GIVEN EXERCISE ::
Check each line of the data below for the word "Output", then extract the ones that have it.

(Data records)
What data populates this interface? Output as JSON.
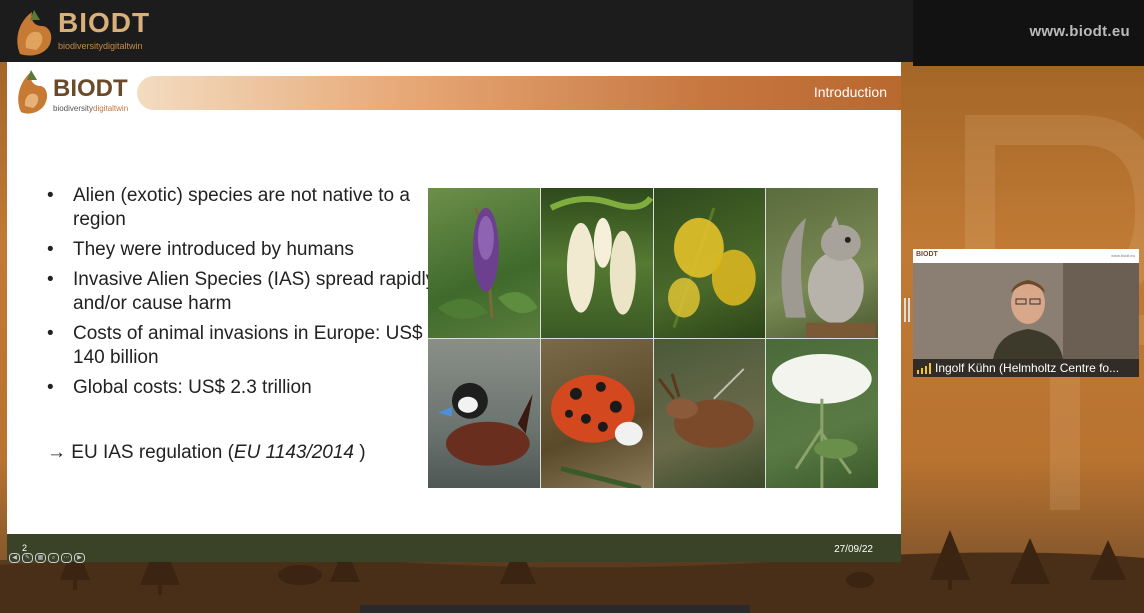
{
  "window": {
    "site_url": "www.biodt.eu",
    "brand_name": "BIODT",
    "brand_tagline": "biodiversitydigitaltwin"
  },
  "slide": {
    "logo_word": "BIODT",
    "logo_tagline_a": "biodiversity",
    "logo_tagline_b": "digitaltwin",
    "section_title": "Introduction",
    "bullets": [
      "Alien (exotic) species are not native to a region",
      "They were introduced by humans",
      "Invasive Alien Species (IAS) spread rapidly and/or cause harm",
      "Costs of animal invasions in Europe: US$ 140 billion",
      "Global costs: US$ 2.3 trillion"
    ],
    "regulation_prefix": "→ EU IAS regulation (",
    "regulation_ref": "EU 1143/2014",
    "regulation_suffix": " )",
    "number": "2",
    "date": "27/09/22"
  },
  "participant": {
    "name": "Ingolf Kühn (Helmholtz Centre fo...",
    "mini_logo": "BIODT",
    "mini_url": "www.biodt.eu"
  },
  "colors": {
    "accent": "#c6763f",
    "footer": "#3a4327",
    "brand_text": "#6b4a2a"
  }
}
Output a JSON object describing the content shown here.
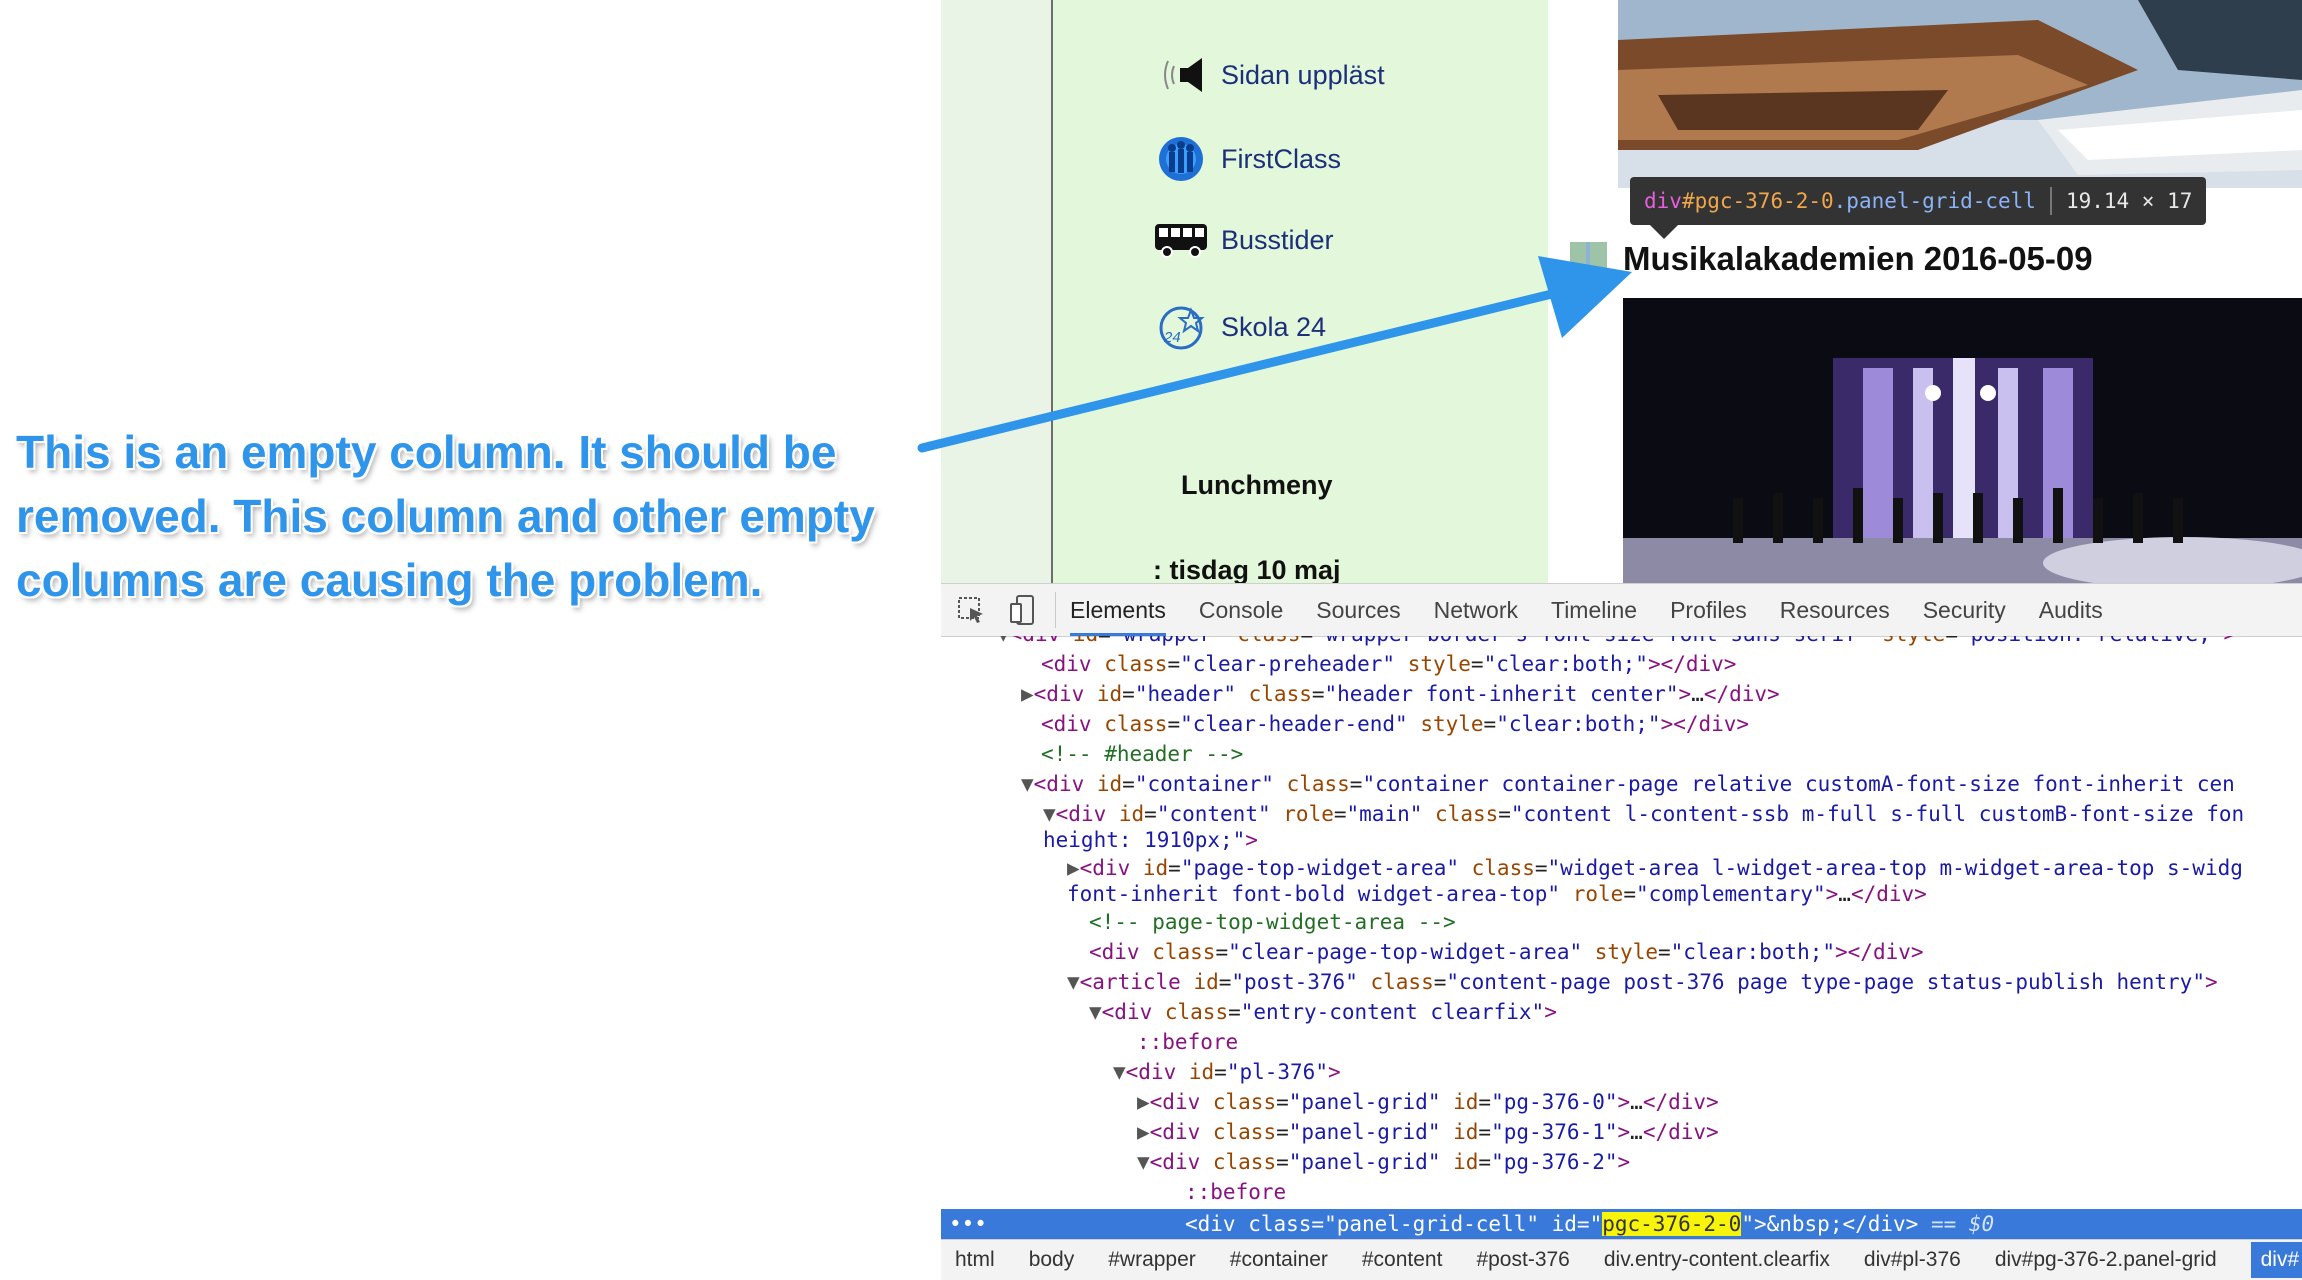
{
  "annotation": {
    "line1": "This is an empty column. It should be",
    "line2": "removed. This column and other empty",
    "line3": "columns are causing the problem."
  },
  "sidebar": {
    "links": [
      {
        "label": "Sidan uppläst",
        "icon": "speaker-icon"
      },
      {
        "label": "FirstClass",
        "icon": "firstclass-icon"
      },
      {
        "label": "Busstider",
        "icon": "bus-icon"
      },
      {
        "label": "Skola 24",
        "icon": "skola24-icon"
      }
    ],
    "lunch_title": "Lunchmeny",
    "lunch_day": ": tisdag 10 maj"
  },
  "article": {
    "title": "Musikalakademien 2016-05-09"
  },
  "tooltip": {
    "tag": "div",
    "id": "#pgc-376-2-0",
    "class": ".panel-grid-cell",
    "size": "19.14 × 17"
  },
  "devtools": {
    "tabs": [
      "Elements",
      "Console",
      "Sources",
      "Network",
      "Timeline",
      "Profiles",
      "Resources",
      "Security",
      "Audits"
    ],
    "active_tab": "Elements",
    "breadcrumbs": [
      "html",
      "body",
      "#wrapper",
      "#container",
      "#content",
      "#post-376",
      "div.entry-content.clearfix",
      "div#pl-376",
      "div#pg-376-2.panel-grid",
      "div#"
    ],
    "selected": {
      "dots": "•••",
      "pre": "<div class=\"panel-grid-cell\" id=\"",
      "hl": "pgc-376-2-0",
      "post": "\">&nbsp;</div>",
      "tail": " == $0"
    }
  }
}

RESULT FOR THIS EXERCISE ::
What data populates this interface? Output as JSON.
Output a JSON object describing the content shown here.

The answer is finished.